Exercise goal>
Return every record verbatim.

#### Data entries ####

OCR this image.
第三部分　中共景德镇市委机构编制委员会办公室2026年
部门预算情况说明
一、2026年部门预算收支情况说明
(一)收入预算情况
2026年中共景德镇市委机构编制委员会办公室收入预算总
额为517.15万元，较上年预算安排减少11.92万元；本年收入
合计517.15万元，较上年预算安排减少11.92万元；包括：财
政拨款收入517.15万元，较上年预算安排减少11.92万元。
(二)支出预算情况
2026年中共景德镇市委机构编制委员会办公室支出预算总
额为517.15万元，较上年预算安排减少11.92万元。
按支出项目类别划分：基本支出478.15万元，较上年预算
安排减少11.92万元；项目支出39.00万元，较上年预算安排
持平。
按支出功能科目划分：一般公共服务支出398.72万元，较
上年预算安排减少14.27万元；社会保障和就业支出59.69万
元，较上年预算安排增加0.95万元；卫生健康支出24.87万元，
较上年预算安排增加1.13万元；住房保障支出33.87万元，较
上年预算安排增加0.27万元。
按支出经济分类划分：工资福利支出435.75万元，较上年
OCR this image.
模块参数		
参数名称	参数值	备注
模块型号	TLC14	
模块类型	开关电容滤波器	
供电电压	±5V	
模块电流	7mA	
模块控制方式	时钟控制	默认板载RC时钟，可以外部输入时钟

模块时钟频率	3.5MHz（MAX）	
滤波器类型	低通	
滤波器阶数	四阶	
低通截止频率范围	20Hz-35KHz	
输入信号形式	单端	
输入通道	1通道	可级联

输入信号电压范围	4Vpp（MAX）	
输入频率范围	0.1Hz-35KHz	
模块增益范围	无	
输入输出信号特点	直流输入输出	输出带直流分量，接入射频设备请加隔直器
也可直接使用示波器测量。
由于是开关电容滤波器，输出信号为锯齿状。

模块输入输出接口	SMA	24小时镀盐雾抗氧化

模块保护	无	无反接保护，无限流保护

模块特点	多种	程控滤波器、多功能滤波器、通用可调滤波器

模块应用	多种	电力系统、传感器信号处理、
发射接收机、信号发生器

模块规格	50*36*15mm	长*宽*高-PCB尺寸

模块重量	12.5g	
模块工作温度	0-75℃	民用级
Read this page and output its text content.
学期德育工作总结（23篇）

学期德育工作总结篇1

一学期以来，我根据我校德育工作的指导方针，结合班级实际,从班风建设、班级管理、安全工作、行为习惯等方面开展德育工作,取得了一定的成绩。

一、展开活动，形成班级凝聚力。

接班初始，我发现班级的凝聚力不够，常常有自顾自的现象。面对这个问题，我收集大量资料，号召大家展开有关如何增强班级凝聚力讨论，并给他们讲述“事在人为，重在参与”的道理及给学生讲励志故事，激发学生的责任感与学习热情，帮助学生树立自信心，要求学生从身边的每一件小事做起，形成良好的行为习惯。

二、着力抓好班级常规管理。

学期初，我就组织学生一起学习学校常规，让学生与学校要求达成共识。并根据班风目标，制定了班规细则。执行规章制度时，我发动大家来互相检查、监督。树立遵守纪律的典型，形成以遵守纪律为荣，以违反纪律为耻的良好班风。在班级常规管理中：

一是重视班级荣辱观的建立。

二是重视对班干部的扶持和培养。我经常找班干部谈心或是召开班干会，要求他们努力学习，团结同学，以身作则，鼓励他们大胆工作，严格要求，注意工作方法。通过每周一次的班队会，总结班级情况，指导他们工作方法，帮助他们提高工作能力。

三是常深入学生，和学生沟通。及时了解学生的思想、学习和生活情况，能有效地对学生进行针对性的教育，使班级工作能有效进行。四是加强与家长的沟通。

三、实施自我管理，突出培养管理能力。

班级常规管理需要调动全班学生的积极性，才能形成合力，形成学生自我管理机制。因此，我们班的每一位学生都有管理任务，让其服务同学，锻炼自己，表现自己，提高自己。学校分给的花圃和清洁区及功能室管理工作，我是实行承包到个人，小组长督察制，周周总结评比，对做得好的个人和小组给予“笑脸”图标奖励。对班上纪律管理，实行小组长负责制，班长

####

Response>
OCR this image.
第三部分　中共景德镇市委机构编制委员会办公室2026年
部门预算情况说明
一、2026年部门预算收支情况说明
(一)收入预算情况
2026年中共景德镇市委机构编制委员会办公室收入预算总
额为517.15万元，较上年预算安排减少11.92万元；本年收入
合计517.15万元，较上年预算安排减少11.92万元；包括：财
政拨款收入517.15万元，较上年预算安排减少11.92万元。
(二)支出预算情况
2026年中共景德镇市委机构编制委员会办公室支出预算总
额为517.15万元，较上年预算安排减少11.92万元。
按支出项目类别划分：基本支出478.15万元，较上年预算
安排减少11.92万元；项目支出39.00万元，较上年预算安排
持平。
按支出功能科目划分：一般公共服务支出398.72万元，较
上年预算安排减少14.27万元；社会保障和就业支出59.69万
元，较上年预算安排增加0.95万元；卫生健康支出24.87万元，
较上年预算安排增加1.13万元；住房保障支出33.87万元，较
上年预算安排增加0.27万元。
按支出经济分类划分：工资福利支出435.75万元，较上年
OCR this image.
模块参数		
参数名称	参数值	备注
模块型号	TLC14	
模块类型	开关电容滤波器	
供电电压	±5V	
模块电流	7mA	
模块控制方式	时钟控制	默认板载RC时钟，可以外部输入时钟

模块时钟频率	3.5MHz（MAX）	
滤波器类型	低通	
滤波器阶数	四阶	
低通截止频率范围	20Hz-35KHz	
输入信号形式	单端	
输入通道	1通道	可级联

输入信号电压范围	4Vpp（MAX）	
输入频率范围	0.1Hz-35KHz	
模块增益范围	无	
输入输出信号特点	直流输入输出	输出带直流分量，接入射频设备请加隔直器
也可直接使用示波器测量。
由于是开关电容滤波器，输出信号为锯齿状。

模块输入输出接口	SMA	24小时镀盐雾抗氧化

模块保护	无	无反接保护，无限流保护

模块特点	多种	程控滤波器、多功能滤波器、通用可调滤波器

模块应用	多种	电力系统、传感器信号处理、
发射接收机、信号发生器

模块规格	50*36*15mm	长*宽*高-PCB尺寸

模块重量	12.5g	
模块工作温度	0-75℃	民用级
Read this page and output its text content.
学期德育工作总结（23篇）

学期德育工作总结篇1

一学期以来，我根据我校德育工作的指导方针，结合班级实际,从班风建设、班级管理、安全工作、行为习惯等方面开展德育工作,取得了一定的成绩。

一、展开活动，形成班级凝聚力。

接班初始，我发现班级的凝聚力不够，常常有自顾自的现象。面对这个问题，我收集大量资料，号召大家展开有关如何增强班级凝聚力讨论，并给他们讲述“事在人为，重在参与”的道理及给学生讲励志故事，激发学生的责任感与学习热情，帮助学生树立自信心，要求学生从身边的每一件小事做起，形成良好的行为习惯。

二、着力抓好班级常规管理。

学期初，我就组织学生一起学习学校常规，让学生与学校要求达成共识。并根据班风目标，制定了班规细则。执行规章制度时，我发动大家来互相检查、监督。树立遵守纪律的典型，形成以遵守纪律为荣，以违反纪律为耻的良好班风。在班级常规管理中：

一是重视班级荣辱观的建立。

二是重视对班干部的扶持和培养。我经常找班干部谈心或是召开班干会，要求他们努力学习，团结同学，以身作则，鼓励他们大胆工作，严格要求，注意工作方法。通过每周一次的班队会，总结班级情况，指导他们工作方法，帮助他们提高工作能力。

三是常深入学生，和学生沟通。及时了解学生的思想、学习和生活情况，能有效地对学生进行针对性的教育，使班级工作能有效进行。四是加强与家长的沟通。

三、实施自我管理，突出培养管理能力。

班级常规管理需要调动全班学生的积极性，才能形成合力，形成学生自我管理机制。因此，我们班的每一位学生都有管理任务，让其服务同学，锻炼自己，表现自己，提高自己。学校分给的花圃和清洁区及功能室管理工作，我是实行承包到个人，小组长督察制，周周总结评比，对做得好的个人和小组给予“笑脸”图标奖励。对班上纪律管理，实行小组长负责制，班长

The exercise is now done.